All of the lines below are to be transcribed faithfully, with pictures excluded from the copy.

### RAW RECORDS
|---|

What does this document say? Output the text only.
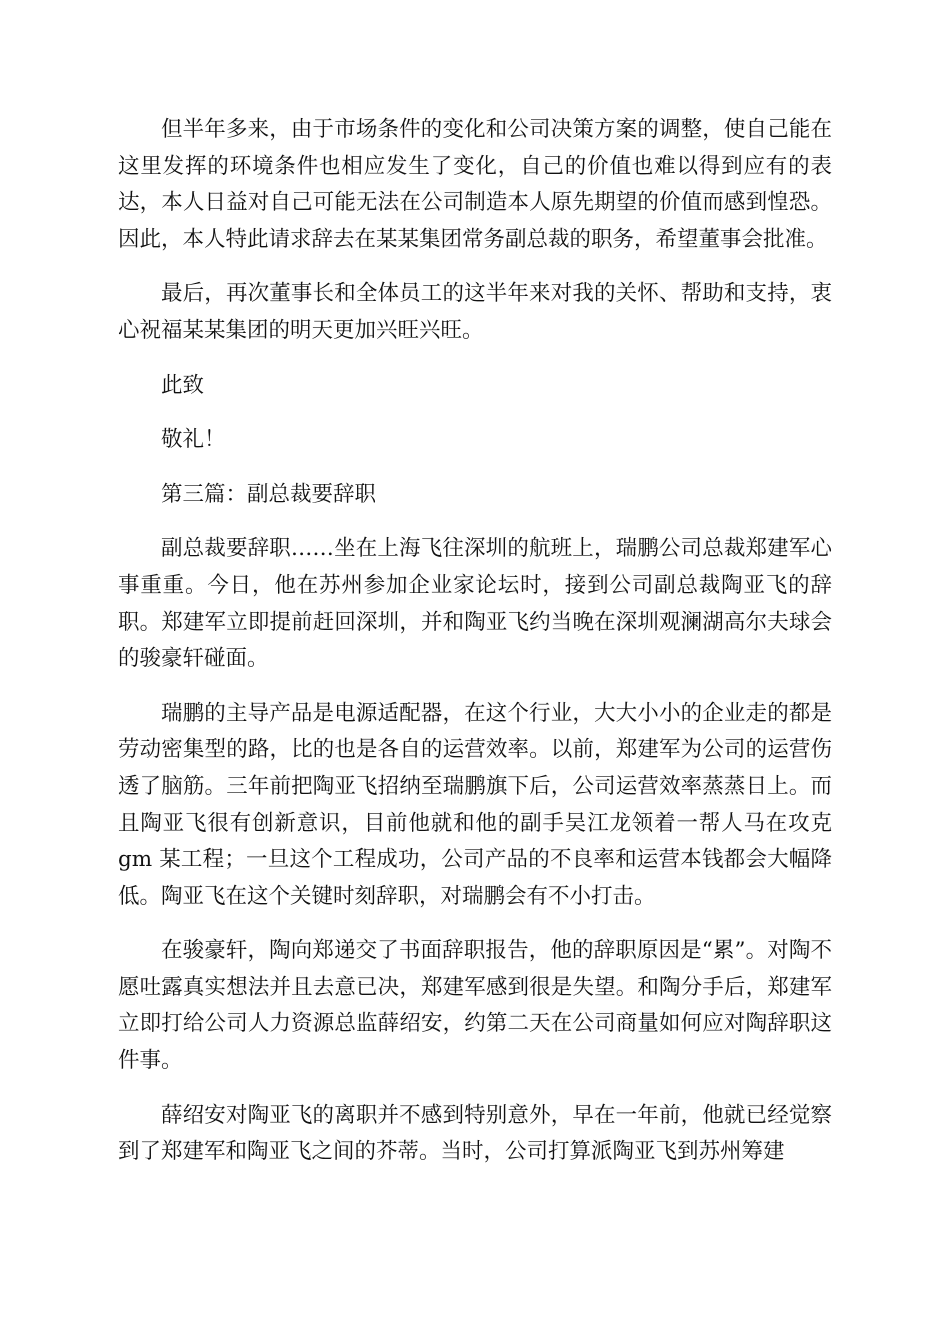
但半年多来，由于市场条件的变化和公司决策方案的调整，使自己能在这里发挥的环境条件也相应发生了变化，自己的价值也难以得到应有的表达，本人日益对自己可能无法在公司制造本人原先期望的价值而感到惶恐。因此，本人特此请求辞去在某某集团常务副总裁的职务，希望董事会批准。

最后，再次董事长和全体员工的这半年来对我的关怀、帮助和支持，衷心祝福某某集团的明天更加兴旺兴旺。

此致

敬礼！

第三篇：副总裁要辞职

副总裁要辞职……坐在上海飞往深圳的航班上，瑞鹏公司总裁郑建军心事重重。今日，他在苏州参加企业家论坛时，接到公司副总裁陶亚飞的辞职。郑建军立即提前赶回深圳，并和陶亚飞约当晚在深圳观澜湖高尔夫球会的骏豪轩碰面。

瑞鹏的主导产品是电源适配器，在这个行业，大大小小的企业走的都是劳动密集型的路，比的也是各自的运营效率。以前，郑建军为公司的运营伤透了脑筋。三年前把陶亚飞招纳至瑞鹏旗下后，公司运营效率蒸蒸日上。而且陶亚飞很有创新意识，目前他就和他的副手吴江龙领着一帮人马在攻克 gm 某工程；一旦这个工程成功，公司产品的不良率和运营本钱都会大幅降低。陶亚飞在这个关键时刻辞职，对瑞鹏会有不小打击。

在骏豪轩，陶向郑递交了书面辞职报告，他的辞职原因是“累”。对陶不愿吐露真实想法并且去意已决，郑建军感到很是失望。和陶分手后，郑建军立即打给公司人力资源总监薛绍安，约第二天在公司商量如何应对陶辞职这件事。

薛绍安对陶亚飞的离职并不感到特别意外，早在一年前，他就已经觉察到了郑建军和陶亚飞之间的芥蒂。当时，公司打算派陶亚飞到苏州筹建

|---|

### SOLUTION TO THE PROBLEM
What does this document say? Output the text only.
但半年多来，由于市场条件的变化和公司决策方案的调整，使自己能在这里发挥的环境条件也相应发生了变化，自己的价值也难以得到应有的表达，本人日益对自己可能无法在公司制造本人原先期望的价值而感到惶恐。因此，本人特此请求辞去在某某集团常务副总裁的职务，希望董事会批准。

最后，再次董事长和全体员工的这半年来对我的关怀、帮助和支持，衷心祝福某某集团的明天更加兴旺兴旺。

此致

敬礼！

第三篇：副总裁要辞职

副总裁要辞职……坐在上海飞往深圳的航班上，瑞鹏公司总裁郑建军心事重重。今日，他在苏州参加企业家论坛时，接到公司副总裁陶亚飞的辞职。郑建军立即提前赶回深圳，并和陶亚飞约当晚在深圳观澜湖高尔夫球会的骏豪轩碰面。

瑞鹏的主导产品是电源适配器，在这个行业，大大小小的企业走的都是劳动密集型的路，比的也是各自的运营效率。以前，郑建军为公司的运营伤透了脑筋。三年前把陶亚飞招纳至瑞鹏旗下后，公司运营效率蒸蒸日上。而且陶亚飞很有创新意识，目前他就和他的副手吴江龙领着一帮人马在攻克 gm 某工程；一旦这个工程成功，公司产品的不良率和运营本钱都会大幅降低。陶亚飞在这个关键时刻辞职，对瑞鹏会有不小打击。

在骏豪轩，陶向郑递交了书面辞职报告，他的辞职原因是“累”。对陶不愿吐露真实想法并且去意已决，郑建军感到很是失望。和陶分手后，郑建军立即打给公司人力资源总监薛绍安，约第二天在公司商量如何应对陶辞职这件事。

薛绍安对陶亚飞的离职并不感到特别意外，早在一年前，他就已经觉察到了郑建军和陶亚飞之间的芥蒂。当时，公司打算派陶亚飞到苏州筹建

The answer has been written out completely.